=== Work instructions ===
Reproduce verbatim the lines of the records below, from the line with "form-table: Group Name" up to and including the line with "Decompose this screenshot".

=== Records shown ===
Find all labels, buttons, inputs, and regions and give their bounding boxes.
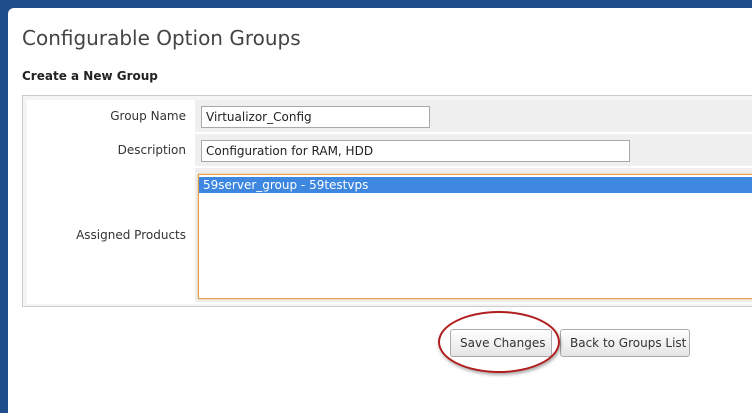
form-table: Group Name Description Assigned Products… <box>27 100 752 304</box>
back-to-groups-button[interactable]: Back to Groups List <box>560 329 690 357</box>
save-changes-button[interactable]: Save Changes <box>450 329 552 357</box>
description-input[interactable] <box>201 140 630 162</box>
group-name-row: Group Name <box>27 100 752 134</box>
assigned-products-label: Assigned Products <box>27 168 191 302</box>
page-title: Configurable Option Groups <box>22 26 301 50</box>
assigned-products-row: Assigned Products 59server_group - 59tes… <box>27 168 752 304</box>
section-title: Create a New Group <box>22 69 158 83</box>
group-name-label: Group Name <box>27 100 191 132</box>
description-cell <box>195 134 752 166</box>
description-row: Description <box>27 134 752 168</box>
page-container: Configurable Option Groups Create a New … <box>8 8 752 413</box>
create-group-form: Group Name Description Assigned Products… <box>22 95 752 307</box>
assigned-products-cell: 59server_group - 59testvps <box>195 168 752 302</box>
product-option-selected[interactable]: 59server_group - 59testvps <box>199 177 752 193</box>
description-label: Description <box>27 134 191 166</box>
group-name-cell <box>195 100 752 132</box>
assigned-products-select[interactable]: 59server_group - 59testvps <box>198 174 752 299</box>
group-name-input[interactable] <box>201 106 430 128</box>
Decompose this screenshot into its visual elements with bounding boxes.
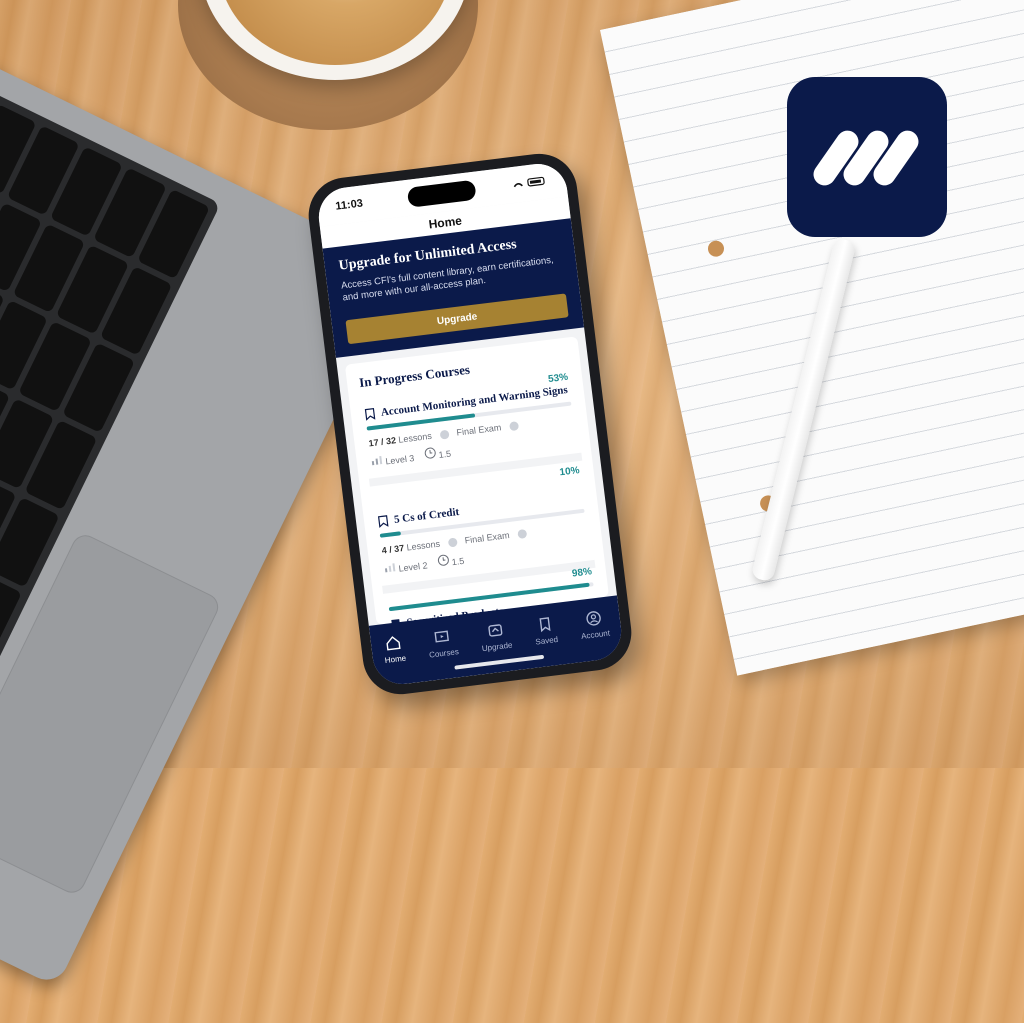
bookmark-icon[interactable] <box>377 515 389 528</box>
level-label: Level 2 <box>398 560 429 574</box>
bookmark-icon[interactable] <box>364 407 376 421</box>
duration-group: 1.5 <box>436 552 465 569</box>
tab-home[interactable]: Home <box>382 633 407 665</box>
app-logo <box>787 77 947 237</box>
clock-icon <box>424 447 436 459</box>
tab-label: Upgrade <box>481 640 513 653</box>
upgrade-button[interactable]: Upgrade <box>345 293 569 345</box>
keyboard-key <box>0 496 60 588</box>
level-icon <box>371 456 383 466</box>
level-icon <box>384 563 396 573</box>
home-icon <box>386 635 401 650</box>
home-indicator <box>454 654 545 670</box>
course-title: 5 Cs of Credit <box>393 506 460 526</box>
duration-label: 1.5 <box>438 448 452 461</box>
courses-icon <box>434 630 450 642</box>
check-icon <box>439 429 450 440</box>
lessons-count: 17 / 32 Lessons <box>368 431 432 449</box>
lessons-done: 17 / 32 <box>368 435 397 449</box>
course-percent: 98% <box>571 566 593 580</box>
duration-label: 1.5 <box>451 555 465 568</box>
course-card[interactable]: 53% Account Monitoring and Warning Signs… <box>359 372 583 487</box>
check-icon <box>516 528 527 539</box>
final-exam-label: Final Exam <box>464 530 511 546</box>
check-icon <box>508 420 519 431</box>
level-label: Level 3 <box>384 453 415 467</box>
duration-group: 1.5 <box>423 445 452 462</box>
keyboard-key <box>0 573 23 665</box>
account-icon <box>586 610 601 626</box>
lessons-label: Lessons <box>406 538 441 553</box>
tab-label: Account <box>580 628 611 641</box>
in-progress-section: In Progress Courses 53% Account Monitori… <box>344 336 610 630</box>
tab-upgrade[interactable]: Upgrade <box>479 620 513 653</box>
upgrade-icon <box>488 623 503 637</box>
status-time: 11:03 <box>334 197 364 213</box>
lessons-count: 4 / 37 Lessons <box>381 539 440 556</box>
progress-fill <box>379 531 401 538</box>
tab-account[interactable]: Account <box>578 608 611 641</box>
bookmark-icon <box>539 616 551 632</box>
wifi-battery-icon <box>513 176 545 187</box>
logo-mark-icon <box>813 130 919 186</box>
tab-label: Courses <box>428 646 460 660</box>
lessons-label: Lessons <box>397 430 433 445</box>
wifi-battery-icons <box>511 174 548 191</box>
notebook-hole <box>706 239 726 259</box>
lessons-done: 4 / 37 <box>381 542 405 556</box>
clock-icon <box>437 554 449 566</box>
tab-courses[interactable]: Courses <box>426 627 459 659</box>
check-icon <box>447 537 458 548</box>
course-percent: 10% <box>558 465 581 479</box>
level-group: Level 2 <box>383 556 428 575</box>
level-group: Level 3 <box>370 449 415 468</box>
final-exam-label: Final Exam <box>455 422 502 438</box>
tab-label: Home <box>384 653 407 665</box>
tab-saved[interactable]: Saved <box>532 615 559 647</box>
tab-label: Saved <box>534 634 559 647</box>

=== Answer to this task ===
form-table: Group Name Description Assigned Products… <box>27 100 752 304</box>
back-to-groups-button[interactable]: Back to Groups List <box>560 329 690 357</box>
save-changes-button[interactable]: Save Changes <box>450 329 552 357</box>
description-input[interactable] <box>201 140 630 162</box>
group-name-row: Group Name <box>27 100 752 134</box>
assigned-products-label: Assigned Products <box>27 168 191 302</box>
page-title: Configurable Option Groups <box>22 26 301 50</box>
assigned-products-row: Assigned Products 59server_group - 59tes… <box>27 168 752 304</box>
section-title: Create a New Group <box>22 69 158 83</box>
group-name-label: Group Name <box>27 100 191 132</box>
description-cell <box>195 134 752 166</box>
description-row: Description <box>27 134 752 168</box>
page-container: Configurable Option Groups Create a New … <box>8 8 752 413</box>
create-group-form: Group Name Description Assigned Products… <box>22 95 752 307</box>
assigned-products-cell: 59server_group - 59testvps <box>195 168 752 302</box>
product-option-selected[interactable]: 59server_group - 59testvps <box>199 177 752 193</box>
description-label: Description <box>27 134 191 166</box>
group-name-cell <box>195 100 752 132</box>
assigned-products-select[interactable]: 59server_group - 59testvps <box>198 174 752 299</box>
group-name-input[interactable] <box>201 106 430 128</box>
Decompose this screenshot into its visual elements with bounding boxes.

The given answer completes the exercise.